*WORK INSTRUCTIONS*. Keep the images out and copy every entry below exactly.

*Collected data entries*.
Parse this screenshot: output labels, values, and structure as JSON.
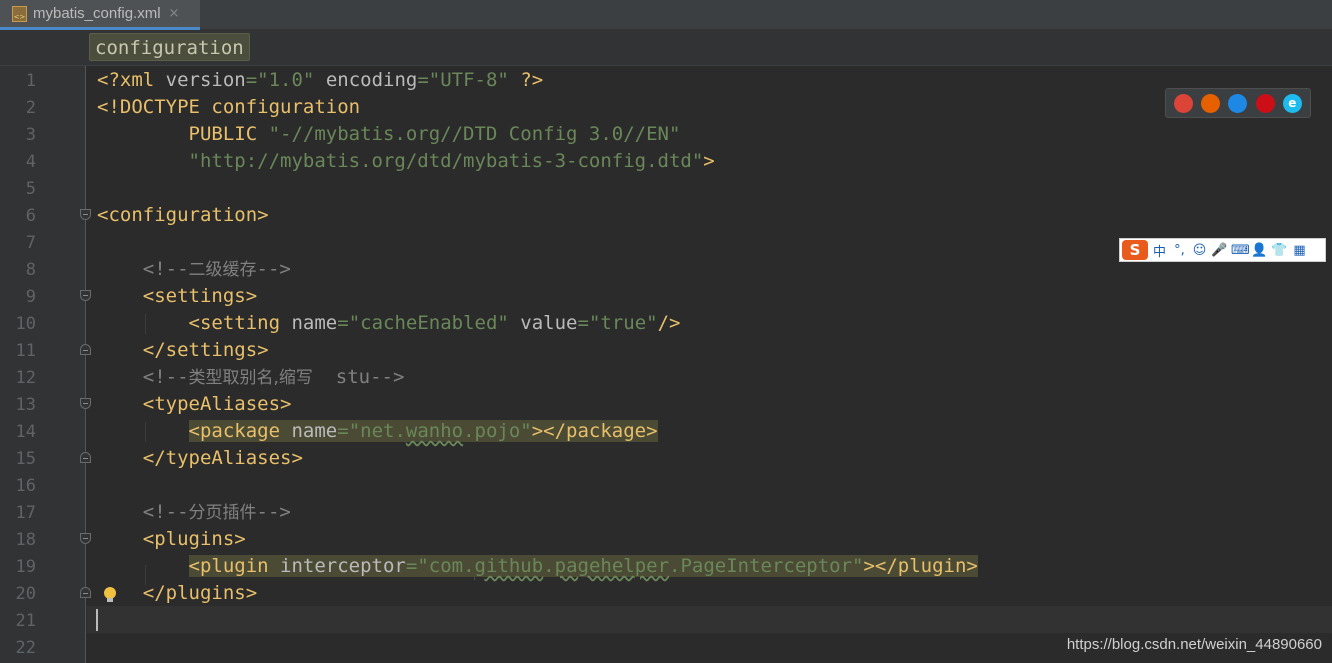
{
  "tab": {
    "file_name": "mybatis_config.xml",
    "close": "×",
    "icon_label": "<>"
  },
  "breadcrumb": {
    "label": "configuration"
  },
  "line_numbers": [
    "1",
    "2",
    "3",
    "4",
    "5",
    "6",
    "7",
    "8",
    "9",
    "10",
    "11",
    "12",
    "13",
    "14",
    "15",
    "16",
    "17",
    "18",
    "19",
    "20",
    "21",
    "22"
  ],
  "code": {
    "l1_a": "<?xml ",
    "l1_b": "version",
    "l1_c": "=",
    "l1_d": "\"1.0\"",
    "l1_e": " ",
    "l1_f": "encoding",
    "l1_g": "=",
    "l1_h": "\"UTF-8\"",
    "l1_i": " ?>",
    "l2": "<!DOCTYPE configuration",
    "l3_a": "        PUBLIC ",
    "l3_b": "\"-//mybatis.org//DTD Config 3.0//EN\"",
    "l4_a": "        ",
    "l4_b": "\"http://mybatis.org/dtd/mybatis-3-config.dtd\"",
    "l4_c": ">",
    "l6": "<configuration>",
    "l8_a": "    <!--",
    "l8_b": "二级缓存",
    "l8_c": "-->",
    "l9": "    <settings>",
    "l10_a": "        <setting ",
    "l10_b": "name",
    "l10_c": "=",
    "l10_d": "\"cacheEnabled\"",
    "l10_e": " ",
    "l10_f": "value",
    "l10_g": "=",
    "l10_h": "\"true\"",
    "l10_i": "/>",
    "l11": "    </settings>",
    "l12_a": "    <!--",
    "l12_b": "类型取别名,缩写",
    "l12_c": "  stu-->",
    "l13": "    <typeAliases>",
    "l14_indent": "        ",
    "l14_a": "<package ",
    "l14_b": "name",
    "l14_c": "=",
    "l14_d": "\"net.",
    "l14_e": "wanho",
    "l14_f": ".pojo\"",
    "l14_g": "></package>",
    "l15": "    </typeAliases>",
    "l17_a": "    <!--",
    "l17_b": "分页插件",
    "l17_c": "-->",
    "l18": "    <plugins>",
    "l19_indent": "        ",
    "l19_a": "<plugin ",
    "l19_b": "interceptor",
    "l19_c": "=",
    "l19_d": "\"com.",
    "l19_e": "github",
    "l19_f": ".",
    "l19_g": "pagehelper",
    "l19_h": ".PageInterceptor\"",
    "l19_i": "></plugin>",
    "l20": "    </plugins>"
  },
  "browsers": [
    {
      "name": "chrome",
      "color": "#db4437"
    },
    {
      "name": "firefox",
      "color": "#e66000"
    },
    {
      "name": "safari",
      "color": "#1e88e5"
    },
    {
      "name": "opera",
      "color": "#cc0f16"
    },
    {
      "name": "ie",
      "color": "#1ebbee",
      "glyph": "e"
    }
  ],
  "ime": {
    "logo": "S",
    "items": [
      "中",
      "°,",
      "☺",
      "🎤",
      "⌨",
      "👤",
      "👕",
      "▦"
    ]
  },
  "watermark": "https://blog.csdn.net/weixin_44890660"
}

*RESULT FOR THIS EXERCISE*.
Parse this screenshot: output labels, values, and structure as JSON.
{
  "tab": {
    "file_name": "mybatis_config.xml",
    "close": "×",
    "icon_label": "<>"
  },
  "breadcrumb": {
    "label": "configuration"
  },
  "line_numbers": [
    "1",
    "2",
    "3",
    "4",
    "5",
    "6",
    "7",
    "8",
    "9",
    "10",
    "11",
    "12",
    "13",
    "14",
    "15",
    "16",
    "17",
    "18",
    "19",
    "20",
    "21",
    "22"
  ],
  "code": {
    "l1_a": "<?xml ",
    "l1_b": "version",
    "l1_c": "=",
    "l1_d": "\"1.0\"",
    "l1_e": " ",
    "l1_f": "encoding",
    "l1_g": "=",
    "l1_h": "\"UTF-8\"",
    "l1_i": " ?>",
    "l2": "<!DOCTYPE configuration",
    "l3_a": "        PUBLIC ",
    "l3_b": "\"-//mybatis.org//DTD Config 3.0//EN\"",
    "l4_a": "        ",
    "l4_b": "\"http://mybatis.org/dtd/mybatis-3-config.dtd\"",
    "l4_c": ">",
    "l6": "<configuration>",
    "l8_a": "    <!--",
    "l8_b": "二级缓存",
    "l8_c": "-->",
    "l9": "    <settings>",
    "l10_a": "        <setting ",
    "l10_b": "name",
    "l10_c": "=",
    "l10_d": "\"cacheEnabled\"",
    "l10_e": " ",
    "l10_f": "value",
    "l10_g": "=",
    "l10_h": "\"true\"",
    "l10_i": "/>",
    "l11": "    </settings>",
    "l12_a": "    <!--",
    "l12_b": "类型取别名,缩写",
    "l12_c": "  stu-->",
    "l13": "    <typeAliases>",
    "l14_indent": "        ",
    "l14_a": "<package ",
    "l14_b": "name",
    "l14_c": "=",
    "l14_d": "\"net.",
    "l14_e": "wanho",
    "l14_f": ".pojo\"",
    "l14_g": "></package>",
    "l15": "    </typeAliases>",
    "l17_a": "    <!--",
    "l17_b": "分页插件",
    "l17_c": "-->",
    "l18": "    <plugins>",
    "l19_indent": "        ",
    "l19_a": "<plugin ",
    "l19_b": "interceptor",
    "l19_c": "=",
    "l19_d": "\"com.",
    "l19_e": "github",
    "l19_f": ".",
    "l19_g": "pagehelper",
    "l19_h": ".PageInterceptor\"",
    "l19_i": "></plugin>",
    "l20": "    </plugins>"
  },
  "browsers": [
    {
      "name": "chrome",
      "color": "#db4437"
    },
    {
      "name": "firefox",
      "color": "#e66000"
    },
    {
      "name": "safari",
      "color": "#1e88e5"
    },
    {
      "name": "opera",
      "color": "#cc0f16"
    },
    {
      "name": "ie",
      "color": "#1ebbee",
      "glyph": "e"
    }
  ],
  "ime": {
    "logo": "S",
    "items": [
      "中",
      "°,",
      "☺",
      "🎤",
      "⌨",
      "👤",
      "👕",
      "▦"
    ]
  },
  "watermark": "https://blog.csdn.net/weixin_44890660"
}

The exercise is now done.